» Task details
Output the records exactly as they appear, with no pictures included.

________________________

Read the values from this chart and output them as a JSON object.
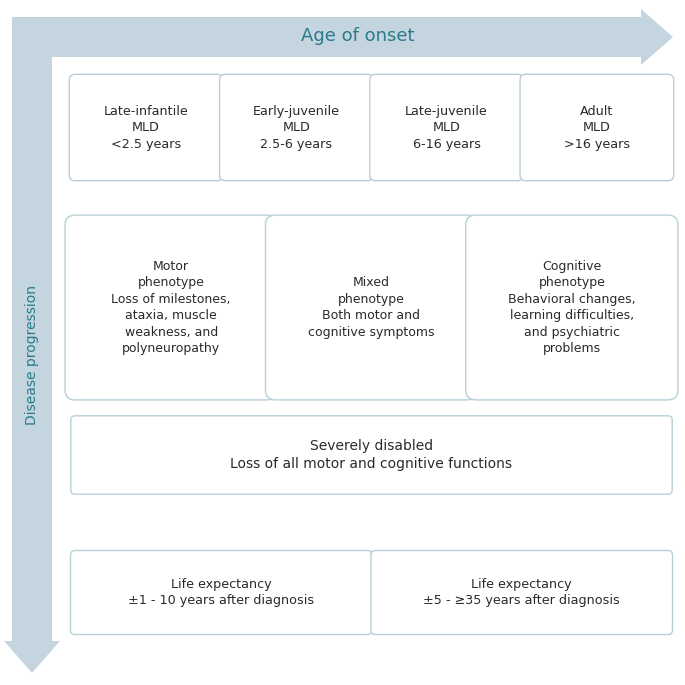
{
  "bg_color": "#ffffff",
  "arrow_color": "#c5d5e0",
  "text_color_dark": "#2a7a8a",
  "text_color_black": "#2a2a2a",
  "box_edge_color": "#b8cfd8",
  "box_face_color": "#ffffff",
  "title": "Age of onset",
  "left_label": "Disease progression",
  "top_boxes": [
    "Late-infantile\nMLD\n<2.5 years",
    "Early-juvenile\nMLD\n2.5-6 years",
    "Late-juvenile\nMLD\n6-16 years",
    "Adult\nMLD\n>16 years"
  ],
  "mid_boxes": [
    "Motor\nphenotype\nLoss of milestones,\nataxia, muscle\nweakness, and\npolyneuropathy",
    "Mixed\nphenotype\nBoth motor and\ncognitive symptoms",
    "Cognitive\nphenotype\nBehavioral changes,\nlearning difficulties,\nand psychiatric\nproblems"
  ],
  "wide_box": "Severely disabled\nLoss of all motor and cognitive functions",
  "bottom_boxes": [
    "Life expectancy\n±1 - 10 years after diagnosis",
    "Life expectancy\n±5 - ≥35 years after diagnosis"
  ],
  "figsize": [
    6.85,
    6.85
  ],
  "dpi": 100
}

________________________

» Task output
Read the values from this chart and output them as a JSON object.
{
  "bg_color": "#ffffff",
  "arrow_color": "#c5d5e0",
  "text_color_dark": "#2a7a8a",
  "text_color_black": "#2a2a2a",
  "box_edge_color": "#b8cfd8",
  "box_face_color": "#ffffff",
  "title": "Age of onset",
  "left_label": "Disease progression",
  "top_boxes": [
    "Late-infantile\nMLD\n<2.5 years",
    "Early-juvenile\nMLD\n2.5-6 years",
    "Late-juvenile\nMLD\n6-16 years",
    "Adult\nMLD\n>16 years"
  ],
  "mid_boxes": [
    "Motor\nphenotype\nLoss of milestones,\nataxia, muscle\nweakness, and\npolyneuropathy",
    "Mixed\nphenotype\nBoth motor and\ncognitive symptoms",
    "Cognitive\nphenotype\nBehavioral changes,\nlearning difficulties,\nand psychiatric\nproblems"
  ],
  "wide_box": "Severely disabled\nLoss of all motor and cognitive functions",
  "bottom_boxes": [
    "Life expectancy\n±1 - 10 years after diagnosis",
    "Life expectancy\n±5 - ≥35 years after diagnosis"
  ],
  "figsize": [
    6.85,
    6.85
  ],
  "dpi": 100
}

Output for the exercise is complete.